How Democrats might woo undecided voters in 2020


PRESIDENT DONALD TRUMP has ratcheted up his race-baiting rhetoric in recent weeks. In July, Mr Trump tweeted that several non-white Democratic members of the House of Representatives should “go back” to the countries they came from. In fact, three of the four congresswomen were born in America and all are American citizens. Weeks later, spurred on by a Fox News segment, Mr Trump characterised a congressional district in Baltimore as rat-infested and dangerous. It is no coincidence that the majority of the people living there are African-American. These attacks have been viewed by many as racist and divisive, but Mr Trump’s White House staff and campaign team have identified them as essential to his re-election. While anti-immigration voters were a key part of Mr Trump’s coalition in the 2016 presidential election, their allegiance in 2020 is not guaranteed.
◆ ◆ ◆ ◆ ◆ ◆ ◆
▶ [REQUEST 1]
Answer these questions from the article on wooing undecided voters:
(a) In what month did Mr Trump tweet that several Democratic House members should "go back" to their countries?
(b) How many of the four congresswomen were born in America?
(c) What spurred Mr Trump to characterize a Baltimore congressional district as rat-infested and dangerous?
▶ [REQUEST 2]
Write out everything in the article on wooing undecided voters from "PRESIDENT DONALD TRUMP" down to "is not guaranteed.".

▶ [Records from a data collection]
◆ ◆ ◆ ◆ ◆ ◆ ◆
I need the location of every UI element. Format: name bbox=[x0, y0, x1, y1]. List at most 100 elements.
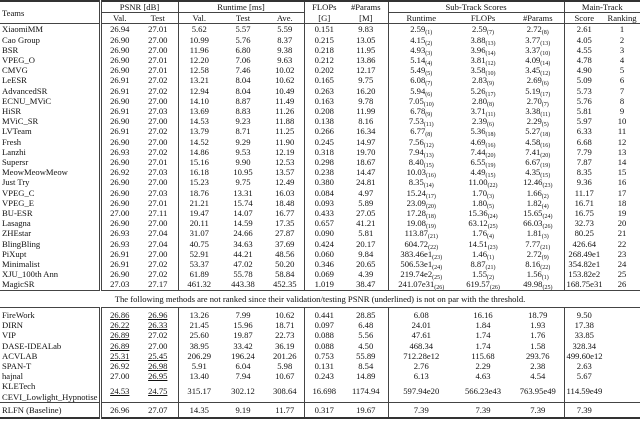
sub-params-rank: (14) bbox=[540, 61, 551, 68]
psnr-test: 27.00 bbox=[138, 44, 179, 56]
runtime-ave: 37.69 bbox=[266, 238, 305, 249]
flops: 0.657 bbox=[314, 218, 334, 229]
runtime-val: 14.10 bbox=[189, 95, 209, 106]
flops: 0.243 bbox=[314, 371, 334, 382]
flops: 0.245 bbox=[314, 136, 334, 147]
sub-runtime: 19.08(19) bbox=[388, 218, 454, 230]
flops: 16.698 bbox=[312, 386, 337, 397]
table-row: XiaomiMM 26.94 27.01 5.62 5.57 5.59 0.151 9.83 2… bbox=[0, 23, 640, 37]
sub-flops-rank: (7) bbox=[487, 30, 495, 37]
psnr-val: 26.90 bbox=[110, 136, 130, 147]
ranking bbox=[604, 351, 640, 361]
runtime-val: 52.91 bbox=[189, 248, 209, 259]
sub-flops-value: 3.96 bbox=[470, 44, 486, 55]
sub-flops: 14.51(23) bbox=[454, 239, 512, 251]
header-teams: Teams bbox=[0, 1, 102, 24]
psnr-test: 27.02 bbox=[138, 269, 179, 280]
psnr-test: 27.00 bbox=[138, 34, 179, 45]
params: 38.47 bbox=[344, 279, 389, 291]
psnr-test: 26.95 bbox=[138, 371, 179, 382]
sub-flops: 2.29 bbox=[475, 360, 491, 371]
params: 4.39 bbox=[344, 269, 389, 280]
runtime-val: 5.62 bbox=[191, 24, 207, 35]
runtime-ave: 50.20 bbox=[266, 259, 305, 270]
sub-params: 1.66(2) bbox=[512, 187, 565, 200]
flops: 0.151 bbox=[314, 24, 334, 35]
psnr-val: 26.89 bbox=[100, 330, 138, 340]
sub-params-rank: (12) bbox=[540, 71, 551, 78]
params: 9.83 bbox=[344, 23, 389, 35]
score: 2.63 bbox=[576, 360, 592, 371]
team-name: VPEG_O bbox=[0, 55, 102, 66]
sub-params-value: 2.29 bbox=[526, 116, 542, 127]
psnr-val: 26.90 bbox=[110, 44, 130, 55]
sub-runtime: 4.15(2) bbox=[388, 35, 454, 47]
psnr-val: 27.00 bbox=[110, 371, 130, 382]
sub-runtime-rank: (5) bbox=[425, 71, 433, 78]
flops: 0.097 bbox=[314, 320, 334, 331]
table-row: BlingBling 26.93 27.04 40.75 34.63 37.69 0.424… bbox=[0, 238, 640, 251]
sub-runtime-value: 7.94 bbox=[408, 146, 424, 157]
psnr-test: 26.96 bbox=[138, 307, 179, 321]
sub-params-value: 3.38 bbox=[525, 106, 541, 117]
team-name: LVTeam bbox=[0, 126, 102, 137]
runtime-val: 25.60 bbox=[189, 330, 209, 341]
flops: 0.298 bbox=[314, 157, 334, 168]
flops: 0.266 bbox=[314, 126, 334, 137]
table-row: HiSR 26.91 27.03 13.69 8.83 11.26 0.208 11.99 6.… bbox=[0, 106, 640, 118]
sub-runtime-rank: (16) bbox=[425, 173, 436, 180]
params: 4.97 bbox=[344, 187, 389, 198]
sub-runtime: 23.09(20) bbox=[388, 198, 454, 210]
sub-flops-rank: (6) bbox=[487, 122, 495, 129]
unranked-row: DASE-IDEALab 26.89 27.00 38.95 33.42 36.19 0.0… bbox=[0, 340, 640, 351]
ranking: 25 bbox=[617, 269, 627, 280]
psnr-val: 26.86 bbox=[100, 307, 138, 320]
sub-params-rank: (8) bbox=[541, 30, 549, 37]
team-name: RLFN (Baseline) bbox=[0, 401, 102, 418]
team-name-line: DIRN bbox=[2, 320, 24, 331]
runtime-test: 14.07 bbox=[233, 208, 253, 219]
score: 4.78 bbox=[576, 55, 592, 66]
sub-runtime-value: 8.35 bbox=[408, 177, 424, 188]
score: 5.09 bbox=[576, 75, 592, 86]
sub-flops-value: 2.83 bbox=[471, 75, 488, 86]
table-row: XJU_100th Ann 26.90 27.02 61.89 55.78 58.84 0.… bbox=[0, 269, 640, 281]
sub-params-value: 1.66 bbox=[526, 187, 542, 198]
sub-runtime: 6.13 bbox=[413, 371, 429, 382]
sub-params: 293.76 bbox=[512, 350, 565, 361]
runtime-test: 34.63 bbox=[233, 238, 253, 249]
ranking bbox=[604, 341, 640, 351]
ranking bbox=[604, 330, 640, 340]
sub-flops-rank: (13) bbox=[485, 40, 496, 47]
sub-params-value: 8.16 bbox=[525, 259, 541, 270]
sub-params: 4.54 bbox=[512, 371, 565, 382]
flops: 0.090 bbox=[314, 228, 334, 239]
ranking: 6 bbox=[619, 75, 625, 86]
sub-flops-rank: (25) bbox=[487, 224, 498, 231]
runtime-ave: 9.63 bbox=[266, 55, 305, 66]
sub-params: 1.93 bbox=[512, 320, 565, 331]
flops: 0.424 bbox=[314, 238, 334, 249]
psnr-test: 27.01 bbox=[138, 157, 179, 168]
ranking: 4 bbox=[619, 55, 625, 66]
unranked-row: VIP 26.89 27.02 25.60 19.87 22.73 0.088 5.56 47.… bbox=[0, 330, 640, 341]
runtime-test: 15.74 bbox=[233, 197, 253, 208]
team-name: SPAN-T bbox=[0, 360, 102, 372]
runtime-test: 9.53 bbox=[235, 146, 251, 157]
sub-flops: 8.87(21) bbox=[454, 259, 512, 271]
params: 1174.94 bbox=[344, 381, 389, 403]
flops: 0.208 bbox=[314, 106, 334, 117]
header-flops-unit: [G] bbox=[318, 12, 331, 23]
psnr-test: 27.07 bbox=[138, 401, 179, 418]
team-name: Lasagna bbox=[0, 218, 102, 229]
psnr-test: 27.00 bbox=[138, 95, 179, 107]
sub-runtime-rank: (12) bbox=[423, 142, 434, 149]
unranked-row: FireWork 26.86 26.96 13.26 7.99 10.62 0.441 28.… bbox=[0, 307, 640, 321]
sub-flops: 11.00(22) bbox=[454, 177, 512, 189]
sub-flops: 115.68 bbox=[471, 350, 495, 361]
team-name: Fresh bbox=[0, 136, 102, 147]
flops: 0.165 bbox=[314, 75, 334, 86]
note-row: The following methods are not ranked sin… bbox=[0, 290, 640, 308]
params: 9.84 bbox=[344, 248, 389, 260]
team-name-line: FireWork bbox=[2, 309, 35, 320]
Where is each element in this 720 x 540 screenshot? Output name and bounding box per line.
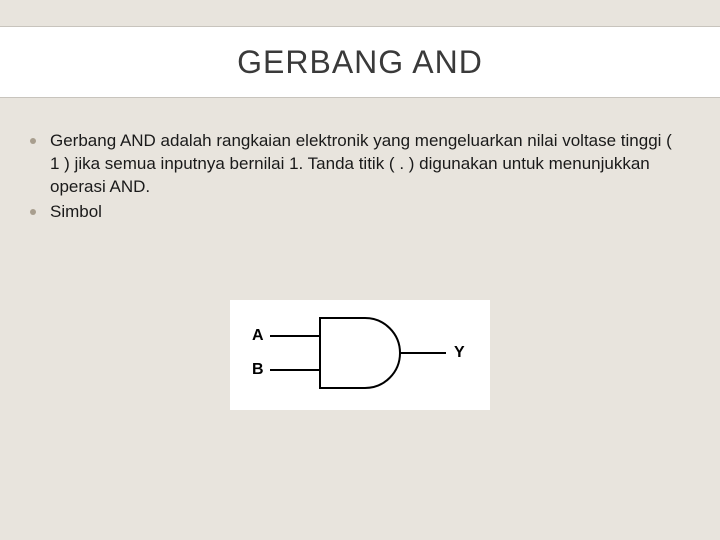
bullet-text: Gerbang AND adalah rangkaian elektronik … — [50, 130, 680, 199]
output-label-y: Y — [454, 344, 465, 362]
and-gate-svg — [230, 300, 490, 410]
slide: GERBANG AND Gerbang AND adalah rangkaian… — [0, 0, 720, 540]
bullet-icon — [30, 138, 36, 144]
list-item: Simbol — [30, 201, 680, 224]
input-label-a: A — [252, 327, 264, 345]
content-area: Gerbang AND adalah rangkaian elektronik … — [30, 130, 680, 226]
title-bar: GERBANG AND — [0, 26, 720, 98]
input-label-b: B — [252, 361, 264, 379]
list-item: Gerbang AND adalah rangkaian elektronik … — [30, 130, 680, 199]
bullet-text: Simbol — [50, 201, 102, 224]
diagram-container: A B Y — [0, 300, 720, 410]
slide-title: GERBANG AND — [237, 44, 483, 81]
and-gate-diagram: A B Y — [230, 300, 490, 410]
and-gate-body — [320, 318, 400, 388]
bullet-icon — [30, 209, 36, 215]
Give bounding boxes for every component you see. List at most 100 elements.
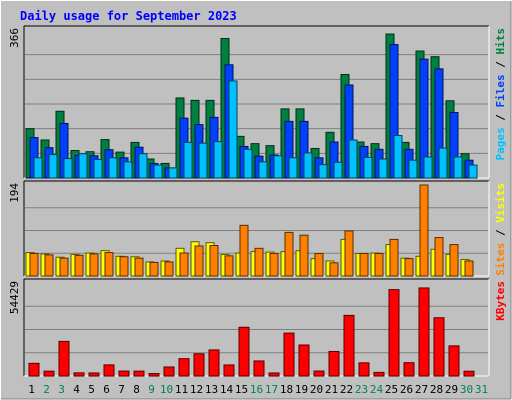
bar-sites-day-17: [269, 252, 279, 277]
y-max-label: 366: [8, 28, 21, 48]
bar-kbytes-day-7: [118, 370, 130, 377]
legend-entry: /: [494, 55, 507, 75]
y-max-label: 54429: [8, 281, 21, 314]
x-tick-label: 20: [310, 383, 323, 396]
chart-panels: 366 Pages / Files / Hits 194 Sites / Visits…: [8, 25, 507, 377]
x-tick-label: 22: [340, 383, 353, 396]
bar-kbytes-day-17: [268, 372, 280, 377]
bar-kbytes-day-16: [253, 360, 265, 377]
bar-pages-day-8: [138, 153, 148, 179]
bar-pages-day-1: [33, 157, 43, 179]
bar-kbytes-day-26: [403, 362, 415, 377]
bar-sites-day-29: [449, 244, 459, 277]
x-tick-label: 21: [325, 383, 338, 396]
x-tick-label: 9: [148, 383, 155, 396]
bar-pages-day-29: [453, 156, 463, 179]
legend-entry: KBytes: [494, 281, 507, 321]
bar-sites-day-14: [224, 255, 234, 277]
x-axis: 1 2 3 4 5 6 7 8 9 10 11 12 13 14 15 16 17 18 19 20 21 22 23 24 2…: [28, 383, 488, 396]
bar-kbytes-day-28: [433, 317, 445, 377]
bar-pages-day-12: [198, 142, 208, 179]
x-tick-label: 30: [460, 383, 473, 396]
bar-pages-day-9: [153, 164, 163, 179]
x-tick-label: 23: [355, 383, 368, 396]
x-tick-label: 28: [430, 383, 443, 396]
bar-pages-day-22: [348, 139, 358, 179]
bar-sites-day-26: [404, 258, 414, 277]
bar-pages-day-30: [468, 164, 478, 179]
bar-sites-day-25: [389, 238, 399, 277]
bar-pages-day-24: [378, 158, 388, 179]
legend-entry: Hits: [494, 28, 507, 55]
bar-sites-day-11: [179, 252, 189, 277]
x-tick-label: 11: [175, 383, 188, 396]
bar-sites-day-1: [29, 252, 39, 277]
bar-sites-day-6: [104, 252, 114, 277]
legend: KBytes: [494, 281, 507, 321]
bar-kbytes-day-21: [328, 350, 340, 377]
bar-sites-day-18: [284, 231, 294, 277]
bar-pages-day-6: [108, 157, 118, 179]
bar-kbytes-day-3: [58, 340, 70, 377]
panel-visits-sites: 194 Sites / Visits: [8, 180, 507, 277]
bar-sites-day-20: [314, 252, 324, 277]
bar-sites-day-28: [434, 237, 444, 277]
x-tick-label: 3: [58, 383, 65, 396]
panel-hits-files-pages: 366 Pages / Files / Hits: [8, 25, 507, 179]
x-tick-label: 13: [205, 383, 218, 396]
y-max-label: 194: [8, 183, 21, 203]
x-tick-label: 25: [385, 383, 398, 396]
x-tick-label: 26: [400, 383, 413, 396]
bar-kbytes-day-5: [88, 372, 100, 377]
x-tick-label: 15: [235, 383, 248, 396]
legend-entry: Sites: [494, 243, 507, 276]
bar-pages-day-7: [123, 161, 133, 179]
legend-entry: Pages: [494, 127, 507, 160]
bar-pages-day-5: [93, 158, 103, 179]
bar-sites-day-3: [59, 257, 69, 277]
bar-kbytes-day-6: [103, 364, 115, 377]
bar-kbytes-day-8: [133, 370, 145, 377]
bar-pages-day-13: [213, 141, 223, 179]
bar-pages-day-20: [318, 164, 328, 179]
bar-sites-day-22: [344, 230, 354, 277]
x-tick-label: 19: [295, 383, 308, 396]
legend: Pages / Files / Hits: [494, 28, 507, 161]
bar-kbytes-day-14: [223, 364, 235, 377]
x-tick-label: 27: [415, 383, 428, 396]
bar-sites-day-4: [74, 254, 84, 277]
bar-kbytes-day-25: [388, 289, 400, 377]
bar-kbytes-day-24: [373, 371, 385, 377]
x-tick-label: 14: [220, 383, 234, 396]
bar-pages-day-16: [258, 161, 268, 179]
bar-kbytes-day-30: [463, 370, 475, 377]
x-tick-label: 5: [88, 383, 95, 396]
bar-pages-day-19: [303, 152, 313, 179]
x-tick-label: 31: [475, 383, 488, 396]
bar-kbytes-day-4: [73, 372, 85, 377]
bar-sites-day-24: [374, 252, 384, 277]
x-tick-label: 10: [160, 383, 173, 396]
bar-sites-day-16: [254, 247, 264, 277]
x-tick-label: 17: [265, 383, 278, 396]
bar-pages-day-15: [243, 148, 253, 179]
legend-entry: Visits: [494, 183, 507, 223]
bar-kbytes-day-19: [298, 344, 310, 377]
legend: Sites / Visits: [494, 183, 507, 276]
panel-background: [23, 278, 490, 377]
bar-sites-day-15: [239, 224, 249, 277]
bar-pages-day-3: [63, 158, 73, 179]
bar-sites-day-10: [164, 261, 174, 277]
bar-sites-day-8: [134, 257, 144, 277]
x-tick-label: 6: [103, 383, 110, 396]
x-tick-label: 18: [280, 383, 293, 396]
bar-pages-day-10: [168, 167, 178, 179]
series-pages: [33, 80, 478, 179]
bar-sites-day-12: [194, 245, 204, 277]
bar-kbytes-day-22: [343, 314, 355, 377]
bar-pages-day-25: [393, 135, 403, 179]
bar-sites-day-9: [149, 261, 159, 277]
bar-sites-day-7: [119, 256, 129, 277]
legend-entry: Files: [494, 74, 507, 107]
x-tick-label: 12: [190, 383, 203, 396]
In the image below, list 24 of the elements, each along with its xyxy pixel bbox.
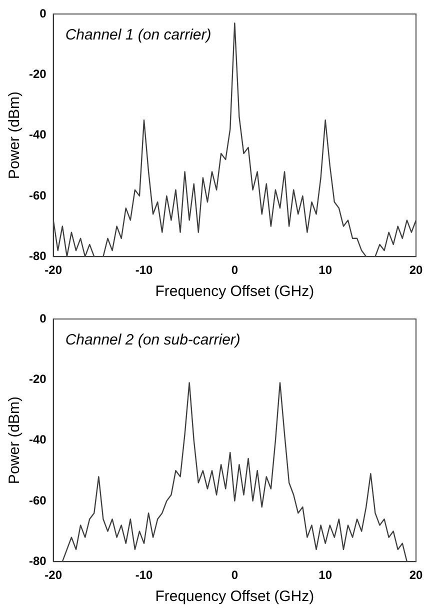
annotation: Channel 1 (on carrier) — [65, 26, 212, 44]
x-tick-label: 10 — [318, 568, 332, 582]
y-tick-label: 0 — [40, 311, 47, 326]
x-tick-label: -10 — [135, 263, 154, 278]
x-tick-label: 10 — [318, 263, 332, 278]
y-tick-label: -40 — [29, 128, 47, 142]
x-tick-label: 0 — [231, 568, 238, 582]
x-tick-label: 0 — [231, 263, 238, 278]
y-tick-label: -20 — [29, 372, 47, 386]
y-axis-title: Power (dBm) — [6, 396, 24, 484]
y-tick-label: -60 — [29, 493, 47, 508]
y-tick-label: -40 — [29, 432, 47, 447]
y-tick-label: -20 — [29, 66, 47, 81]
x-tick-label: 20 — [409, 568, 423, 582]
y-axis-title: Power (dBm) — [6, 92, 24, 180]
x-tick-label: -10 — [135, 568, 154, 582]
y-tick-label: -80 — [29, 554, 47, 568]
x-axis-title: Frequency Offset (GHz) — [155, 588, 314, 606]
x-axis-title: Frequency Offset (GHz) — [155, 283, 314, 300]
y-tick-label: -80 — [29, 248, 47, 263]
y-tick-label: -60 — [29, 188, 47, 202]
annotation: Channel 2 (on sub-carrier) — [65, 332, 240, 349]
x-tick-label: 20 — [409, 263, 423, 278]
y-tick-label: 0 — [40, 6, 47, 20]
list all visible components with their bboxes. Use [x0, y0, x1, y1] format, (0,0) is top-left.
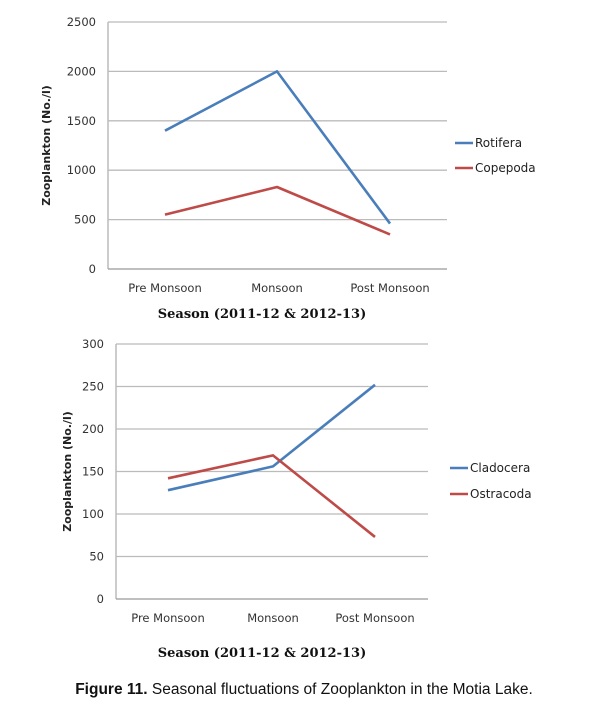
- legend-label: Copepoda: [475, 161, 536, 175]
- y-tick-label: 1500: [67, 114, 96, 128]
- y-tick-label: 0: [97, 592, 104, 606]
- y-tick-label: 50: [89, 550, 104, 564]
- y-tick-label: 150: [82, 465, 104, 479]
- series-line-rotifera: [164, 70, 392, 225]
- legend-label: Rotifera: [475, 136, 522, 150]
- caption-label: Figure 11.: [75, 681, 148, 698]
- series-line-cladocera: [167, 383, 376, 492]
- legend-label: Ostracoda: [470, 487, 532, 501]
- series-line-copepoda: [164, 185, 391, 236]
- y-tick-label: 200: [82, 422, 104, 436]
- x-tick-label: Monsoon: [247, 611, 299, 625]
- y-tick-label: 2000: [67, 64, 96, 78]
- figure-caption: Figure 11. Seasonal fluctuations of Zoop…: [0, 681, 608, 699]
- legend-label: Cladocera: [470, 461, 530, 475]
- y-tick-label: 100: [82, 507, 104, 521]
- y-tick-label: 300: [82, 337, 104, 351]
- caption-text: Seasonal fluctuations of Zooplankton in …: [147, 681, 533, 698]
- y-tick-label: 500: [74, 213, 96, 227]
- y-axis-title: Zooplankton (No./l): [61, 411, 74, 532]
- y-axis-title: Zooplankton (No./l): [40, 85, 53, 206]
- x-tick-label: Post Monsoon: [335, 611, 414, 625]
- y-tick-label: 1000: [67, 163, 96, 177]
- x-tick-label: Pre Monsoon: [131, 611, 205, 625]
- x-tick-label: Monsoon: [251, 281, 303, 295]
- x-axis-title: Season (2011-12 & 2012-13): [158, 646, 366, 661]
- x-tick-label: Post Monsoon: [350, 281, 429, 295]
- x-axis-title: Season (2011-12 & 2012-13): [158, 307, 366, 322]
- y-tick-label: 250: [82, 380, 104, 394]
- x-tick-label: Pre Monsoon: [128, 281, 202, 295]
- y-tick-label: 2500: [67, 15, 96, 29]
- y-tick-label: 0: [89, 262, 96, 276]
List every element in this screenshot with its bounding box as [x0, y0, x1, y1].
◆ ◆ ◆ ◆ ◆ ◆ ◆
▶ [RESULT 1]
(a) July
(b) Three
(c) A Fox News segment

▶ [RESULT 2]
PRESIDENT DONALD TRUMP has ratcheted up his race-baiting rhetoric in recent weeks. In July, Mr Trump tweeted that several non-white Democratic members of the House of Representatives should “go back” to the countries they came from. In fact, three of the four congresswomen were born in America and all are American citizens. Weeks later, spurred on by a Fox News segment, Mr Trump characterised a congressional district in Baltimore as rat-infested and dangerous. It is no coincidence that the majority of the people living there are African-American. These attacks have been viewed by many as racist and divisive, but Mr Trump’s White House staff and campaign team have identified them as essential to his re-election. While anti-immigration voters were a key part of Mr Trump’s coalition in the 2016 presidential election, their allegiance in 2020 is not guaranteed.